_What is needed:_ Write the entries out again exactly as they stand, but without the pictures.

>> Begin

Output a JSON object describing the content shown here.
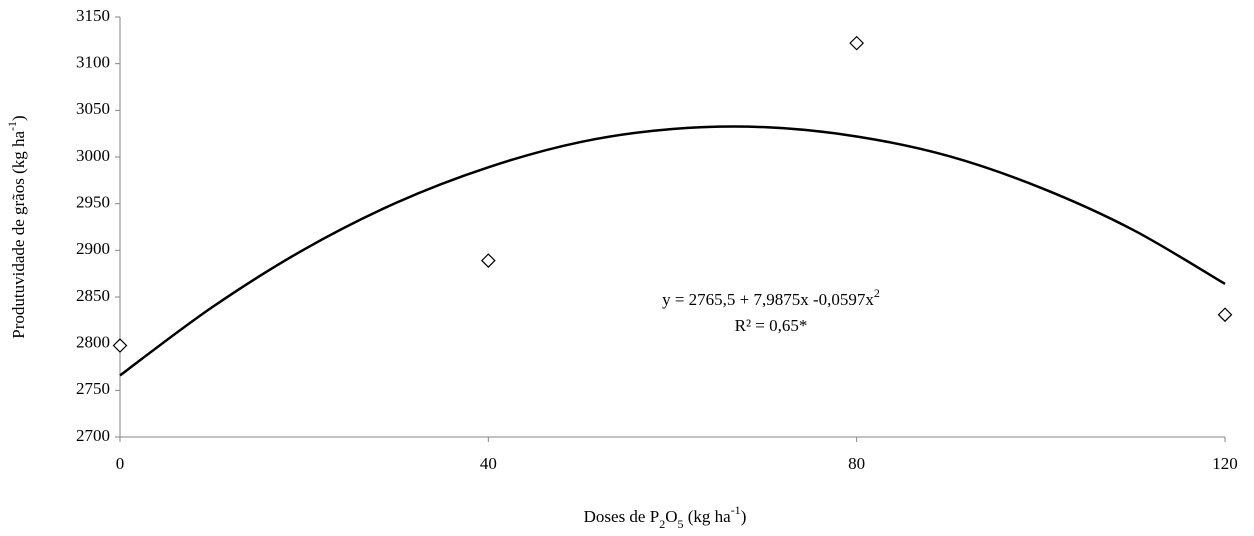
{
  "chart_data": {
    "type": "scatter",
    "x": [
      0,
      40,
      80,
      120
    ],
    "values": [
      2798,
      2889,
      3122,
      2831
    ],
    "color": "#000000",
    "trend": {
      "x": [
        0,
        10,
        20,
        30,
        40,
        50,
        60,
        70,
        80,
        90,
        100,
        110,
        120
      ],
      "values": [
        2766,
        2839,
        2901,
        2951,
        2989,
        3016,
        3030,
        3032,
        3022,
        3001,
        2967,
        2922,
        2864
      ]
    },
    "x_label": [
      "Doses de P",
      "2",
      "O",
      "5",
      " (kg ha",
      "-1",
      ")"
    ],
    "y_label": [
      "Produtuvidade  de grãos  (kg ha",
      "-1",
      ")"
    ],
    "equation": [
      "y = 2765,5 + 7,9875x -0,0597x",
      "2"
    ],
    "r_squared": "R² = 0,65*",
    "xlim": [
      0,
      120
    ],
    "xticks": [
      0,
      40,
      80,
      120
    ],
    "ylim": [
      2700,
      3150
    ],
    "yticks": [
      2700,
      2750,
      2800,
      2850,
      2900,
      2950,
      3000,
      3050,
      3100,
      3150
    ],
    "grid": false
  }
}
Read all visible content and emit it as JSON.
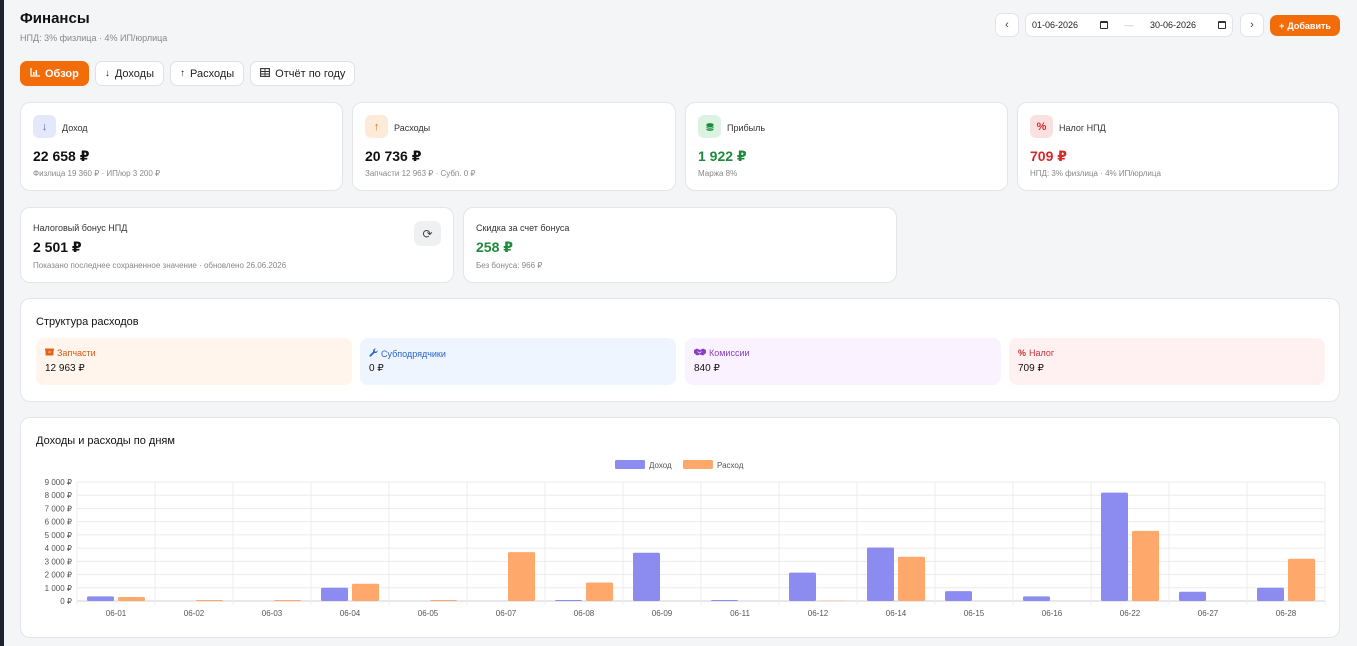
{
  "header": {
    "title": "Финансы",
    "subtitle": "НПД: 3% физлица · 4% ИП/юрлица",
    "date_from": "01-06-2026",
    "date_to": "30-06-2026",
    "add_label": "Добавить"
  },
  "tabs": [
    {
      "label": "Обзор",
      "icon": "bar-chart-icon"
    },
    {
      "label": "Доходы",
      "icon": "arrow-down-icon"
    },
    {
      "label": "Расходы",
      "icon": "arrow-up-icon"
    },
    {
      "label": "Отчёт по году",
      "icon": "table-icon"
    }
  ],
  "stats": [
    {
      "label": "Доход",
      "value": "22 658 ₽",
      "note": "Физлица 19 360 ₽ · ИП/юр 3 200 ₽",
      "icon": "arrow-down-icon"
    },
    {
      "label": "Расходы",
      "value": "20 736 ₽",
      "note": "Запчасти 12 963 ₽ · Субп. 0 ₽",
      "icon": "arrow-up-icon"
    },
    {
      "label": "Прибыль",
      "value": "1 922 ₽",
      "note": "Маржа 8%",
      "icon": "coins-icon"
    },
    {
      "label": "Налог НПД",
      "value": "709 ₽",
      "note": "НПД: 3% физлица · 4% ИП/юрлица",
      "icon": "percent-icon"
    }
  ],
  "bonus": {
    "label": "Налоговый бонус НПД",
    "value": "2 501 ₽",
    "note": "Показано последнее сохраненное значение · обновлено 26.06.2026"
  },
  "discount": {
    "label": "Скидка за счет бонуса",
    "value": "258 ₽",
    "note": "Без бонуса: 966 ₽"
  },
  "structure": {
    "title": "Структура расходов",
    "items": [
      {
        "label": "Запчасти",
        "value": "12 963 ₽",
        "icon": "box-icon"
      },
      {
        "label": "Субподрядчики",
        "value": "0 ₽",
        "icon": "wrench-icon"
      },
      {
        "label": "Комиссии",
        "value": "840 ₽",
        "icon": "handshake-icon"
      },
      {
        "label": "Налог",
        "value": "709 ₽",
        "icon": "percent-icon"
      }
    ]
  },
  "colors": {
    "accent": "#f26c0a",
    "income": "#8c8cf0",
    "expense": "#ffa86b",
    "profit": "#1f8a3c",
    "tax": "#d42a2a"
  },
  "chart_data": {
    "type": "bar",
    "title": "Доходы и расходы по дням",
    "categories": [
      "06-01",
      "06-02",
      "06-03",
      "06-04",
      "06-05",
      "06-07",
      "06-08",
      "06-09",
      "06-11",
      "06-12",
      "06-14",
      "06-15",
      "06-16",
      "06-22",
      "06-27",
      "06-28"
    ],
    "series": [
      {
        "name": "Доход",
        "values": [
          350,
          0,
          0,
          1000,
          0,
          0,
          80,
          3650,
          80,
          2150,
          4050,
          750,
          350,
          8200,
          700,
          1000
        ]
      },
      {
        "name": "Расход",
        "values": [
          300,
          80,
          80,
          1300,
          80,
          3700,
          1400,
          0,
          0,
          30,
          3350,
          0,
          0,
          5300,
          0,
          3200
        ]
      }
    ],
    "yticks": [
      "0 ₽",
      "1 000 ₽",
      "2 000 ₽",
      "3 000 ₽",
      "4 000 ₽",
      "5 000 ₽",
      "6 000 ₽",
      "7 000 ₽",
      "8 000 ₽",
      "9 000 ₽"
    ],
    "ylim": [
      0,
      9000
    ],
    "grid": true,
    "legend": "top"
  }
}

>> End

_Written solution:_
Output a JSON object describing the content shown here.
{
  "chart_data": {
    "type": "scatter",
    "x": [
      0,
      40,
      80,
      120
    ],
    "values": [
      2798,
      2889,
      3122,
      2831
    ],
    "color": "#000000",
    "trend": {
      "x": [
        0,
        10,
        20,
        30,
        40,
        50,
        60,
        70,
        80,
        90,
        100,
        110,
        120
      ],
      "values": [
        2766,
        2839,
        2901,
        2951,
        2989,
        3016,
        3030,
        3032,
        3022,
        3001,
        2967,
        2922,
        2864
      ]
    },
    "x_label": [
      "Doses de P",
      "2",
      "O",
      "5",
      " (kg ha",
      "-1",
      ")"
    ],
    "y_label": [
      "Produtuvidade  de grãos  (kg ha",
      "-1",
      ")"
    ],
    "equation": [
      "y = 2765,5 + 7,9875x -0,0597x",
      "2"
    ],
    "r_squared": "R² = 0,65*",
    "xlim": [
      0,
      120
    ],
    "xticks": [
      0,
      40,
      80,
      120
    ],
    "ylim": [
      2700,
      3150
    ],
    "yticks": [
      2700,
      2750,
      2800,
      2850,
      2900,
      2950,
      3000,
      3050,
      3100,
      3150
    ],
    "grid": false
  }
}
Read all visible content and emit it as JSON.
{
  "header": {
    "title": "Финансы",
    "subtitle": "НПД: 3% физлица · 4% ИП/юрлица",
    "date_from": "01-06-2026",
    "date_to": "30-06-2026",
    "add_label": "Добавить"
  },
  "tabs": [
    {
      "label": "Обзор",
      "icon": "bar-chart-icon"
    },
    {
      "label": "Доходы",
      "icon": "arrow-down-icon"
    },
    {
      "label": "Расходы",
      "icon": "arrow-up-icon"
    },
    {
      "label": "Отчёт по году",
      "icon": "table-icon"
    }
  ],
  "stats": [
    {
      "label": "Доход",
      "value": "22 658 ₽",
      "note": "Физлица 19 360 ₽ · ИП/юр 3 200 ₽",
      "icon": "arrow-down-icon"
    },
    {
      "label": "Расходы",
      "value": "20 736 ₽",
      "note": "Запчасти 12 963 ₽ · Субп. 0 ₽",
      "icon": "arrow-up-icon"
    },
    {
      "label": "Прибыль",
      "value": "1 922 ₽",
      "note": "Маржа 8%",
      "icon": "coins-icon"
    },
    {
      "label": "Налог НПД",
      "value": "709 ₽",
      "note": "НПД: 3% физлица · 4% ИП/юрлица",
      "icon": "percent-icon"
    }
  ],
  "bonus": {
    "label": "Налоговый бонус НПД",
    "value": "2 501 ₽",
    "note": "Показано последнее сохраненное значение · обновлено 26.06.2026"
  },
  "discount": {
    "label": "Скидка за счет бонуса",
    "value": "258 ₽",
    "note": "Без бонуса: 966 ₽"
  },
  "structure": {
    "title": "Структура расходов",
    "items": [
      {
        "label": "Запчасти",
        "value": "12 963 ₽",
        "icon": "box-icon"
      },
      {
        "label": "Субподрядчики",
        "value": "0 ₽",
        "icon": "wrench-icon"
      },
      {
        "label": "Комиссии",
        "value": "840 ₽",
        "icon": "handshake-icon"
      },
      {
        "label": "Налог",
        "value": "709 ₽",
        "icon": "percent-icon"
      }
    ]
  },
  "colors": {
    "accent": "#f26c0a",
    "income": "#8c8cf0",
    "expense": "#ffa86b",
    "profit": "#1f8a3c",
    "tax": "#d42a2a"
  },
  "chart_data": {
    "type": "bar",
    "title": "Доходы и расходы по дням",
    "categories": [
      "06-01",
      "06-02",
      "06-03",
      "06-04",
      "06-05",
      "06-07",
      "06-08",
      "06-09",
      "06-11",
      "06-12",
      "06-14",
      "06-15",
      "06-16",
      "06-22",
      "06-27",
      "06-28"
    ],
    "series": [
      {
        "name": "Доход",
        "values": [
          350,
          0,
          0,
          1000,
          0,
          0,
          80,
          3650,
          80,
          2150,
          4050,
          750,
          350,
          8200,
          700,
          1000
        ]
      },
      {
        "name": "Расход",
        "values": [
          300,
          80,
          80,
          1300,
          80,
          3700,
          1400,
          0,
          0,
          30,
          3350,
          0,
          0,
          5300,
          0,
          3200
        ]
      }
    ],
    "yticks": [
      "0 ₽",
      "1 000 ₽",
      "2 000 ₽",
      "3 000 ₽",
      "4 000 ₽",
      "5 000 ₽",
      "6 000 ₽",
      "7 000 ₽",
      "8 000 ₽",
      "9 000 ₽"
    ],
    "ylim": [
      0,
      9000
    ],
    "grid": true,
    "legend": "top"
  }
}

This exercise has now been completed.